- _SELECTED EXCERPT_:
* Begin *

John Pilger`s Website
4 August 2011
On my first day in Cuba, in 1967, I waited in a bus queue that was really a conga line. Ahead of me were two large, funny females resplendent in frills of blinding yellow; one of them had an especially long bongo under her arm. When the bus arrived, painted in Cuba's colours for its inaugural service, they announced that the gringo had not long arrived from London and was therefore personally responsible for this breach in the American blockade. It was an honour I could not refuse.
The bus was a Leyland, made in Lancashire, one of 400 shipped to Cuba in defiance of Washington, which had declared war on the revolution of Fidel Castro. With the Internationale and Love Me Do played to a bongo beat - the Beatles having been "admitted to the Revolution" - we lurched through Havana's crooked streets. Such a fond memory now accompanies me on my return to Cuba; yet looking back at what I wrote then, I find I used the word "melancholy" more than once. For all the natural warmth of Cubans, the hardship of their imposed isolation left smiles diminished and eyes averted once the music had stopped.
Beyond the nationalised American department stores - the windows empty except for electric fires from China of which Cubans had no need - and the flickering necklace of lights of an almost deserted port, there was the silhouette of an American spy ship, USS Oxford, policing Cuba's punishment. In 1968, the revolution added its own folly by summarily banning all small businesses, including the paladares, Havana's lively bars and restaurants. The Soviet era had begun.
The needs of survival now underwrote a morose presence of Russian advisers. Cuba's main crop, sugar, went almost entirely to the Soviet Union in a lifesaving deal struck in 1961 by Che Guevera who had little time for the Soviet version of communism. The urgency was made clear the following year by US Secretary of State Dean Rusk who wondered if "this is the time to eliminate the Cuba problem by actually eliminating the island". The CIA's relentless terrorism against Cuba included numerous attempts to assassinate Castro and the blowing up of a Cuban airliner with the loss of 73 lives. Three US administrations tightened the vice of the blockade so successfully that the calorific intake of Cubans in the 1990s dropped by a third. Today, Cuba is banned from buying nearly half of all world-class drugs in a market dominated by the United States. A catastrophe has been averted, says the American Association of World Health, only because of the extraordinary priorities given public health by the Cuban government. For me, arriving in a Latin American society without grinding poverty filling the eye is almost a shock.

* End *

- _TASKS_:
**a)** According to the piece on Cuba, what was the name of the American spy ship seen off the port?
**b)** Please copy the passage from the piece on Cuba starting at "The bus was" and ending at "music had stopped.".
**c)** Carry on writing the piece on Cuba after its last sentence.
The data after this has nothing to do with the piece on Cuba.

Stored items from a collection
* Begin *

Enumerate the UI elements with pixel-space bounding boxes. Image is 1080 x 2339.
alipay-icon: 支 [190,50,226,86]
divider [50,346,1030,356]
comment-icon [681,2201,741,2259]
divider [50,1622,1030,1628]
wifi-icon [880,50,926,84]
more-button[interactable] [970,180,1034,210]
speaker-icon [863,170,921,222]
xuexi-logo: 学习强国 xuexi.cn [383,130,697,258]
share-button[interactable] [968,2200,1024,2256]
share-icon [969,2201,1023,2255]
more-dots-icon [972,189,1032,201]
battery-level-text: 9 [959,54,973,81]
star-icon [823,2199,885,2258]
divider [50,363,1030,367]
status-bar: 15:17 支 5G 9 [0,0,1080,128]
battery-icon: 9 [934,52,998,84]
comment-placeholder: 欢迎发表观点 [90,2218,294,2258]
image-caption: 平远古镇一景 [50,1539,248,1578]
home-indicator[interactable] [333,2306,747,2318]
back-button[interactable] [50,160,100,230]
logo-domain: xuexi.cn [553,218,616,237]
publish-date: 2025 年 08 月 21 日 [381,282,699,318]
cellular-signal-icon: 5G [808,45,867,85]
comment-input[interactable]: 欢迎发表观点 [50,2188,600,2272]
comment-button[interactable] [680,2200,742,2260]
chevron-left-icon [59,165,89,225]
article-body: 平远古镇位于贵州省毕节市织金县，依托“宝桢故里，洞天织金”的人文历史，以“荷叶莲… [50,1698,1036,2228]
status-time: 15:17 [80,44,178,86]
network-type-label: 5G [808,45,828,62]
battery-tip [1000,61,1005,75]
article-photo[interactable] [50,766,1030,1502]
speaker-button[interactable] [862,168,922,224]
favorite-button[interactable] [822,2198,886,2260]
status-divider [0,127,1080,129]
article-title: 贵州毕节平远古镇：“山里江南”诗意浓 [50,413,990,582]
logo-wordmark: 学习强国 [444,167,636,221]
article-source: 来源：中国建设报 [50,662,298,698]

* End *

- _EXERCISE RESPONSES_:
**a)** USS Oxford

**b)**
The bus was a Leyland, made in Lancashire, one of 400 shipped to Cuba in defiance of Washington, which had declared war on the revolution of Fidel Castro. With the Internationale and Love Me Do played to a bongo beat - the Beatles having been "admitted to the Revolution" - we lurched through Havana's crooked streets. Such a fond memory now accompanies me on my return to Cuba; yet looking back at what I wrote then, I find I used the word "melancholy" more than once. For all the natural warmth of Cubans, the hardship of their imposed isolation left smiles diminished and eyes averted once the music had stopped.

**c)**
"Accelerating the hard features of Cuba," a US diplomat once said memorably, "will be the measure of our success, not theirs." He meant the authoritarian line handed down from the top, at times draconian, and the petty restrictions and impediments to serious dissent. When they could, many Cubans left. These days, the hard features are softer, perhaps changed beyond recognition. The educated young have made their disaffection known. Raúl Castro, who formally replaced his elder brother as president in 2008, says the bureaucracy to which he has devoted his life "has been tied for years to obsolete criteria". He wants to reduce the presidency to two five-year terms: a proposal once unthinkable.
With the Soviet time preserved in the rusting shells of missiles strewn on the bluff next to Che Guevera's house, Cuba seems determined to reclaim the independence that was its original heroic achievement: the precursor of contemporary revolutions, however imperfect. While proudly manipulating the gears of his 1952 canary-yellow Chevy convertible, Juan Ramon Ramirez pointed out the cardiac institute where his life was saved, free of charge. In most of Latin America he would probably be dead now.
Tourism has long replaced sugar, with the benefit of jobs and hard currency and the odium of a separate currency. When I first came, Havana's great cathedral of a hotel, the Nacionale, was so bereft in its echoing emptiness that I was offered Erroll Flynn's room - 235 - and a laundry service that entailed a man in a dark suit and shades driving my shirts somewhere in a mighty 1940 Cadillac LasSalle, the Untouchables car. Today, the great teak doors and Corinthian columns overlook Europeans with neat rucksacks. A jukebox still plays and there is a list of "famously nostalgic" rooms: Mafia 211, Nat King Cole 218, Ava Gardner and Frank Sinatra 224, Fred Astaire 228, Johnny Weissmuller (Tarzan) 232. That I, an inveterate swimmer, lapped the very same pool as the great Weissmuller, one of the fastest swimmers of all time, compensates for missing out on Errol Flynn's art deco playpen.
The Cuban writer Leonardo Padura Fuentes describes his country's attraction as a "magnetism, sometimes morbid, sometimes admiring", leaving no one indifferent. Radios that crackle, a new airport terminal with birds nesting, the early morning snores of an official at passport control and the palpable ambivalence of pride and frustration belong to a revolution that sends tens of thousands of doctors across the world for the sole purpose of helping other human beings: an epic internationalism.
It is the idea of Cuba having slipped the leash that still threatens the United States' time-warped sense of its own power and self-given right to define other societies. As Richard Gott points out in his fine book Cuba: A New History, modern Cuba's creator, el maximo lider Fidel, in swapping his slogan from "socialism or death" to "a better world is possible", has ensured that when he dies there will be little change; for regardless of machinations across the Florida Straits, change has already taken place.